Directions => Restate the listing that follows word for word, without its pictures.

Extracted records:
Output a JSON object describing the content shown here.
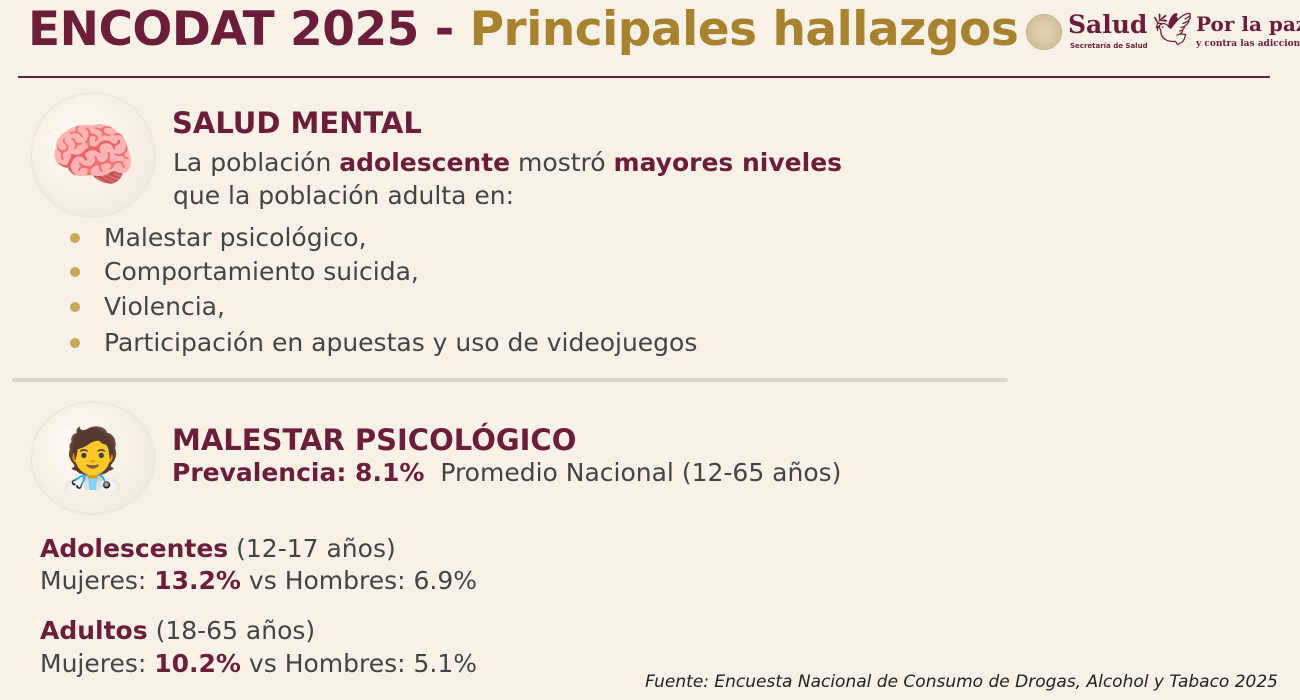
{
  "header": {
    "title_part1": "ENCODAT 2025 - ",
    "title_part2": "Principales hallazgos",
    "logos": {
      "salud": "Salud",
      "salud_sub": "Secretaría de Salud",
      "paz": "Por la paz",
      "paz_sub": "y contra las adicciones"
    }
  },
  "colors": {
    "maroon": "#6b1e3a",
    "gold": "#a8832f",
    "background": "#f8f1e7"
  },
  "salud_mental": {
    "icon": "brain-icon",
    "heading": "SALUD MENTAL",
    "intro": {
      "t1": "La población ",
      "b1": "adolescente",
      "t2": " mostró ",
      "b2": "mayores niveles",
      "line2": "que la población adulta en:"
    },
    "items": [
      {
        "label": "Malestar psicológico,"
      },
      {
        "label": "Comportamiento suicida,"
      },
      {
        "label": "Violencia,"
      },
      {
        "label": "Participación en apuestas y uso de videojuegos"
      }
    ]
  },
  "malestar": {
    "icon": "psychology-head-icon",
    "heading": "MALESTAR PSICOLÓGICO",
    "prevalence_label": "Prevalencia: 8.1%",
    "prevalence_note": "Promedio Nacional (12-65 años)",
    "adolescentes": {
      "label": "Adolescentes",
      "range": " (12-17 años)",
      "women_label": "Mujeres: ",
      "women": "13.2%",
      "men_label": " vs Hombres: 6.9%"
    },
    "adultos": {
      "label": "Adultos",
      "range": " (18-65 años)",
      "women_label": "Mujeres: ",
      "women": "10.2%",
      "men_label": " vs Hombres: 5.1%"
    }
  },
  "source": "Fuente: Encuesta Nacional de Consumo de Drogas, Alcohol y Tabaco 2025"
}
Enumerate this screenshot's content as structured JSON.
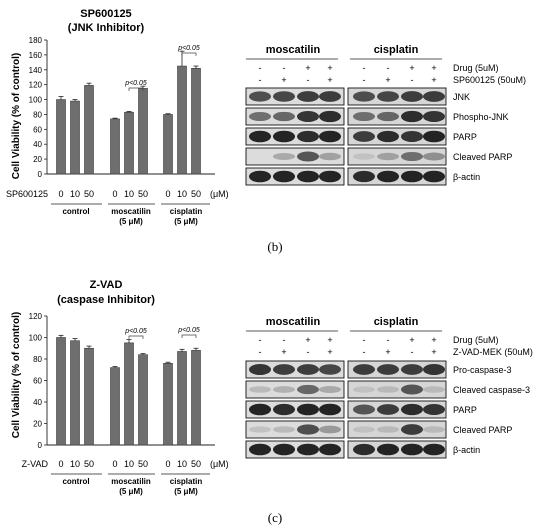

Finished answer =>
Output a JSON object describing the content shown here.
{
  "header": {
    "title_part1": "ENCODAT 2025 - ",
    "title_part2": "Principales hallazgos",
    "logos": {
      "salud": "Salud",
      "salud_sub": "Secretaría de Salud",
      "paz": "Por la paz",
      "paz_sub": "y contra las adicciones"
    }
  },
  "colors": {
    "maroon": "#6b1e3a",
    "gold": "#a8832f",
    "background": "#f8f1e7"
  },
  "salud_mental": {
    "icon": "brain-icon",
    "heading": "SALUD MENTAL",
    "intro": {
      "t1": "La población ",
      "b1": "adolescente",
      "t2": " mostró ",
      "b2": "mayores niveles",
      "line2": "que la población adulta en:"
    },
    "items": [
      {
        "label": "Malestar psicológico,"
      },
      {
        "label": "Comportamiento suicida,"
      },
      {
        "label": "Violencia,"
      },
      {
        "label": "Participación en apuestas y uso de videojuegos"
      }
    ]
  },
  "malestar": {
    "icon": "psychology-head-icon",
    "heading": "MALESTAR PSICOLÓGICO",
    "prevalence_label": "Prevalencia: 8.1%",
    "prevalence_note": "Promedio Nacional (12-65 años)",
    "adolescentes": {
      "label": "Adolescentes",
      "range": " (12-17 años)",
      "women_label": "Mujeres: ",
      "women": "13.2%",
      "men_label": " vs Hombres: 6.9%"
    },
    "adultos": {
      "label": "Adultos",
      "range": " (18-65 años)",
      "women_label": "Mujeres: ",
      "women": "10.2%",
      "men_label": " vs Hombres: 5.1%"
    }
  },
  "source": "Fuente: Encuesta Nacional de Consumo de Drogas, Alcohol y Tabaco 2025"
}
Enumerate this screenshot's content as structured JSON.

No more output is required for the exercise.